* _EXERCISE OBJECTIVE_:
Collect each line holding the string "color".

□ □ □ □ □

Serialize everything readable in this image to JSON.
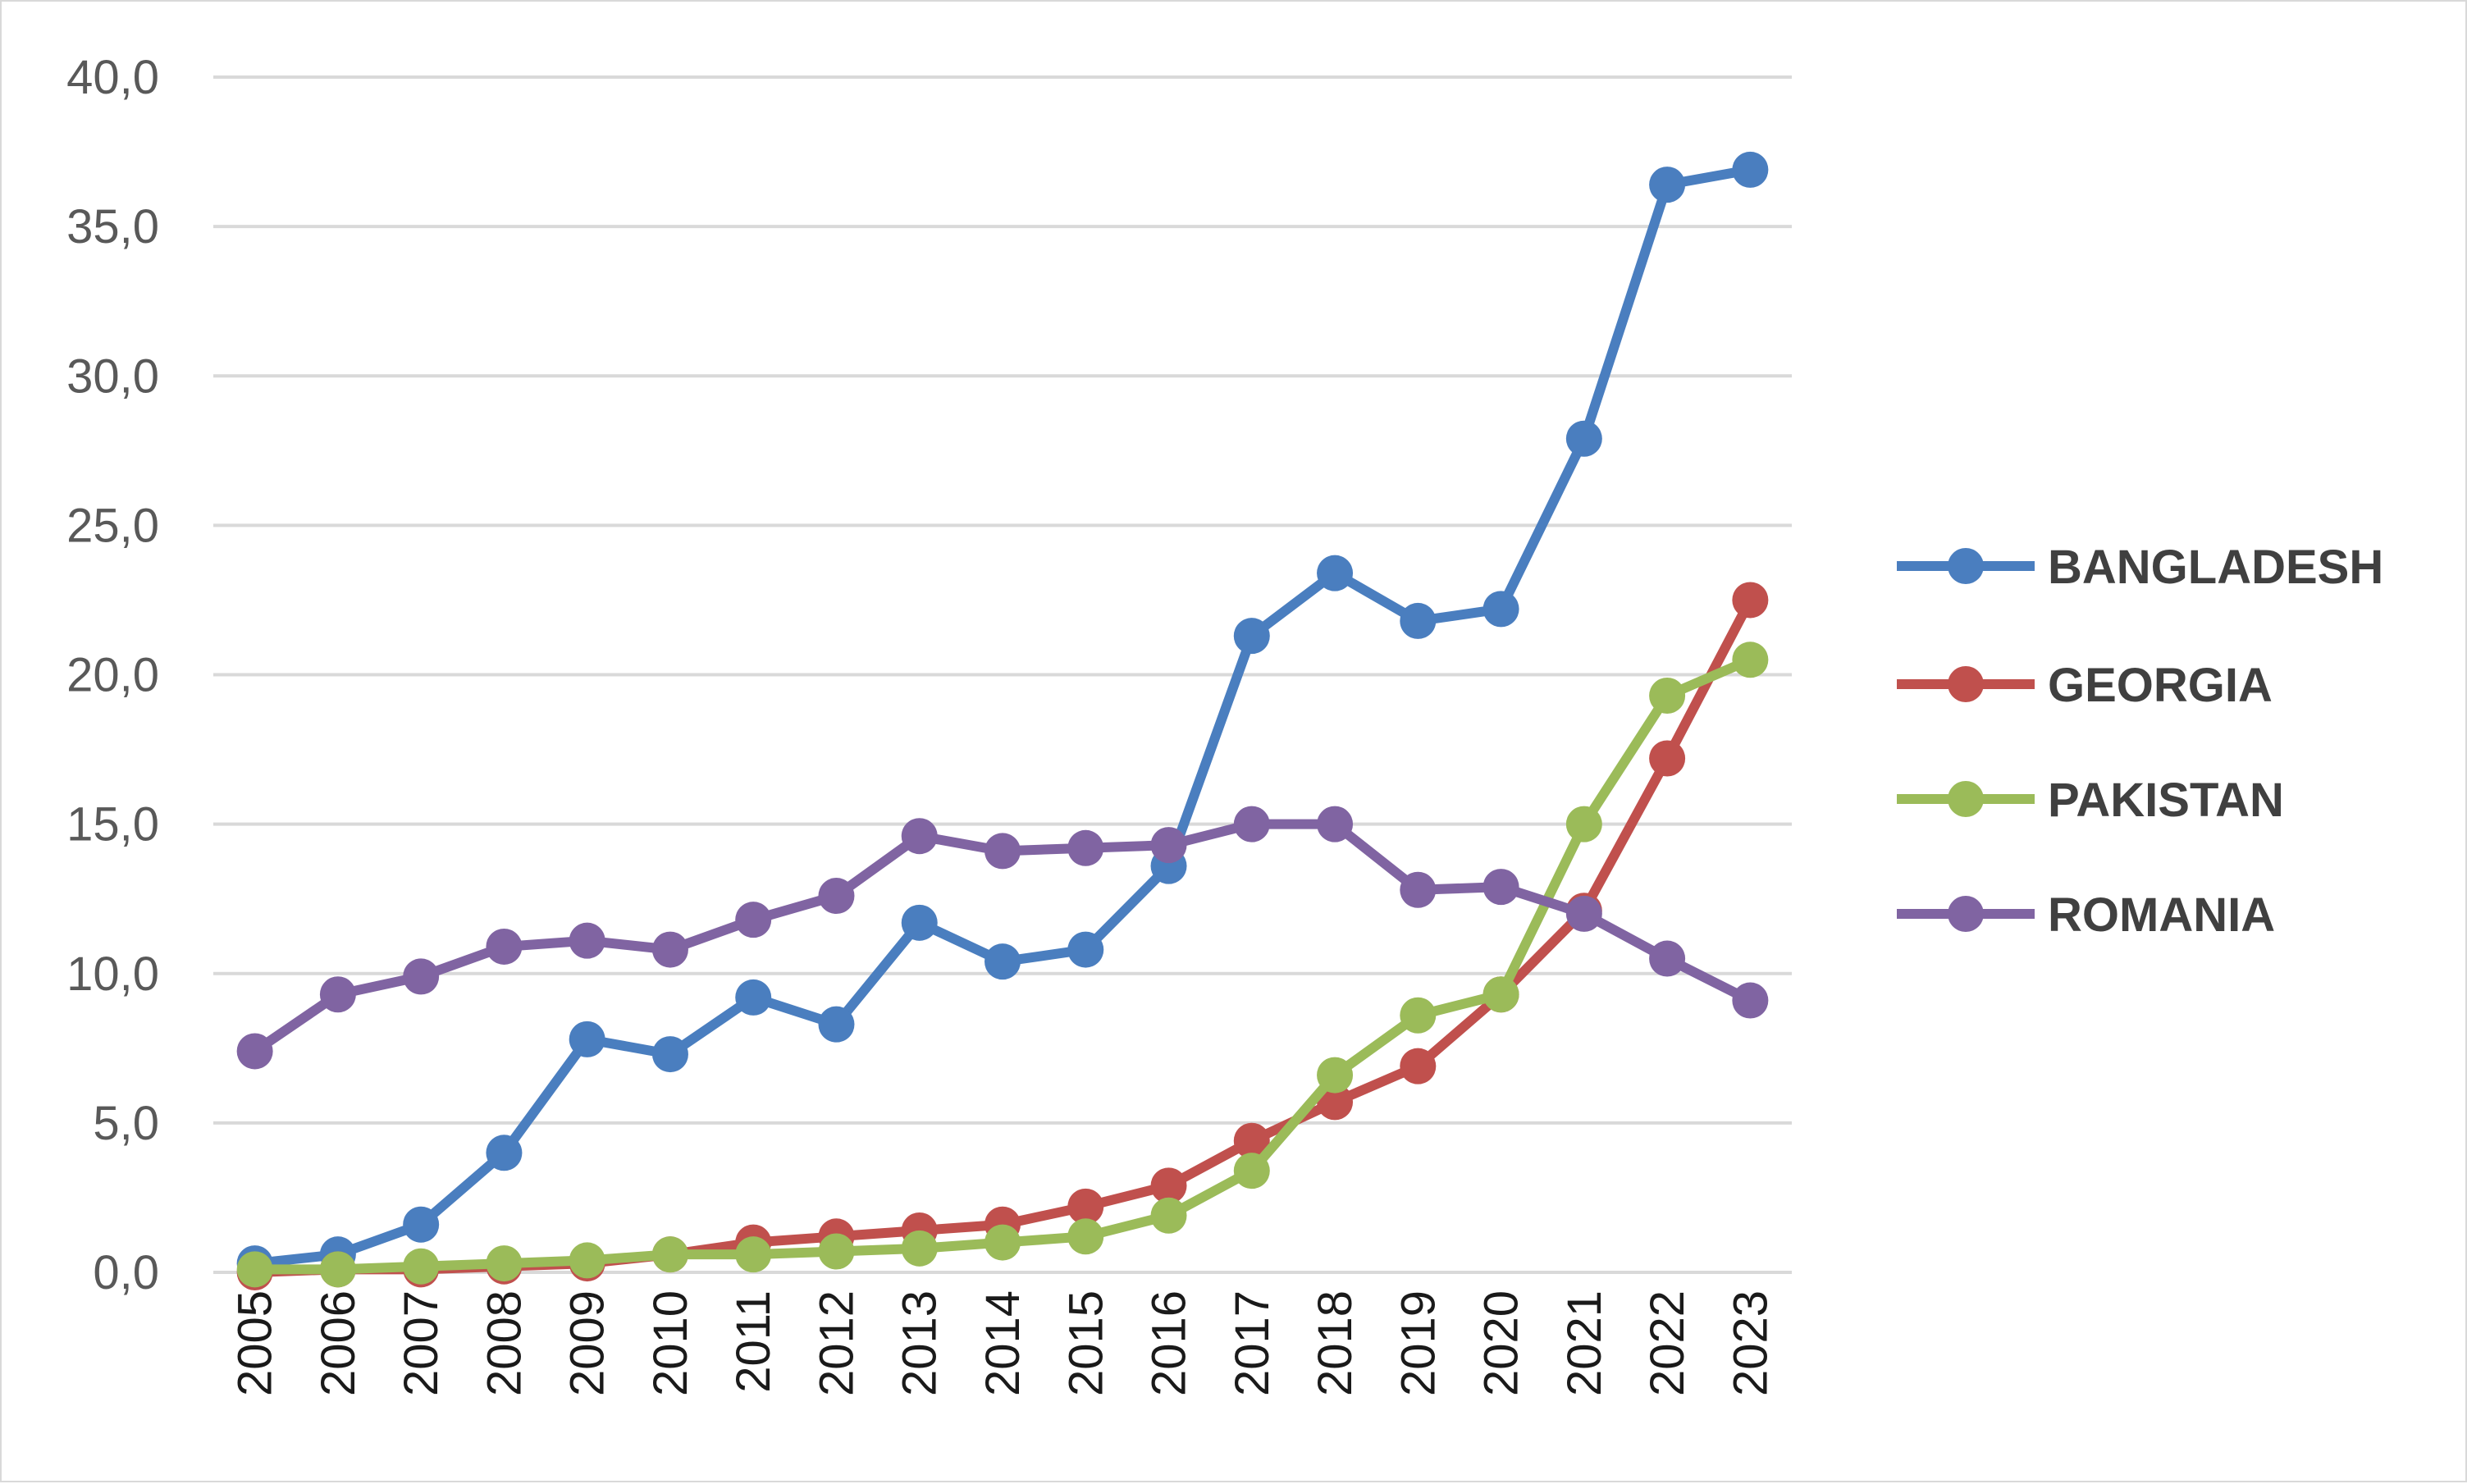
{
  "chart_data": {
    "type": "line",
    "title": "",
    "xlabel": "",
    "ylabel": "",
    "categories": [
      "2005",
      "2006",
      "2007",
      "2008",
      "2009",
      "2010",
      "2011",
      "2012",
      "2013",
      "2014",
      "2015",
      "2016",
      "2017",
      "2018",
      "2019",
      "2020",
      "2021",
      "2022",
      "2023"
    ],
    "ylim": [
      0,
      40
    ],
    "yticks": [
      "0,0",
      "5,0",
      "10,0",
      "15,0",
      "20,0",
      "25,0",
      "30,0",
      "35,0",
      "40,0"
    ],
    "grid": "horizontal",
    "legend_position": "right",
    "series": [
      {
        "name": "BANGLADESH",
        "color": "#4a7ebf",
        "values": [
          0.3,
          0.6,
          1.6,
          4.0,
          7.8,
          7.3,
          9.2,
          8.3,
          11.7,
          10.4,
          10.8,
          13.6,
          21.3,
          23.4,
          21.8,
          22.2,
          27.9,
          36.4,
          36.9
        ]
      },
      {
        "name": "GEORGIA",
        "color": "#c0504d",
        "values": [
          0.0,
          0.1,
          0.1,
          0.2,
          0.3,
          0.6,
          1.0,
          1.2,
          1.4,
          1.6,
          2.2,
          2.9,
          4.4,
          5.7,
          6.9,
          9.3,
          12.1,
          17.2,
          22.5
        ]
      },
      {
        "name": "PAKISTAN",
        "color": "#9bbb59",
        "values": [
          0.1,
          0.1,
          0.2,
          0.3,
          0.4,
          0.6,
          0.6,
          0.7,
          0.8,
          1.0,
          1.2,
          1.9,
          3.4,
          6.6,
          8.6,
          9.3,
          15.0,
          19.3,
          20.5
        ]
      },
      {
        "name": "ROMANIA",
        "color": "#8064a2",
        "values": [
          7.4,
          9.3,
          9.9,
          10.9,
          11.1,
          10.8,
          11.8,
          12.6,
          14.6,
          14.1,
          14.2,
          14.3,
          15.0,
          15.0,
          12.8,
          12.9,
          12.0,
          10.5,
          9.1
        ]
      }
    ]
  }
}
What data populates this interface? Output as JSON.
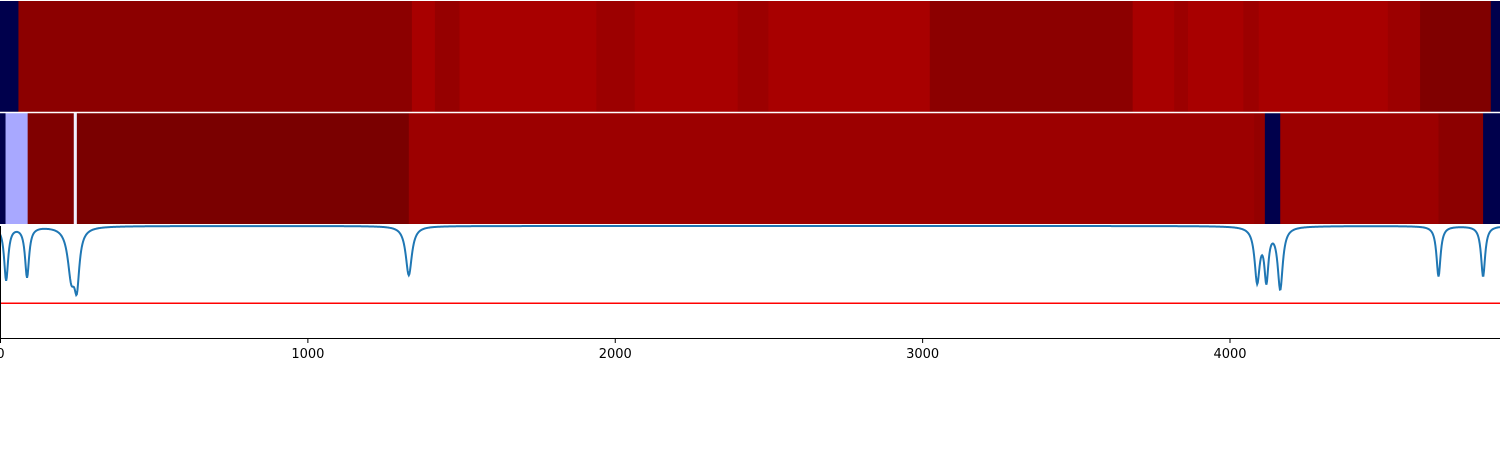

□ □ □ □ □

* _RESULT BELOW_:
        "color": "#4a7ebf",
        "color": "#c0504d",
        "color": "#9bbb59",
        "color": "#8064a2",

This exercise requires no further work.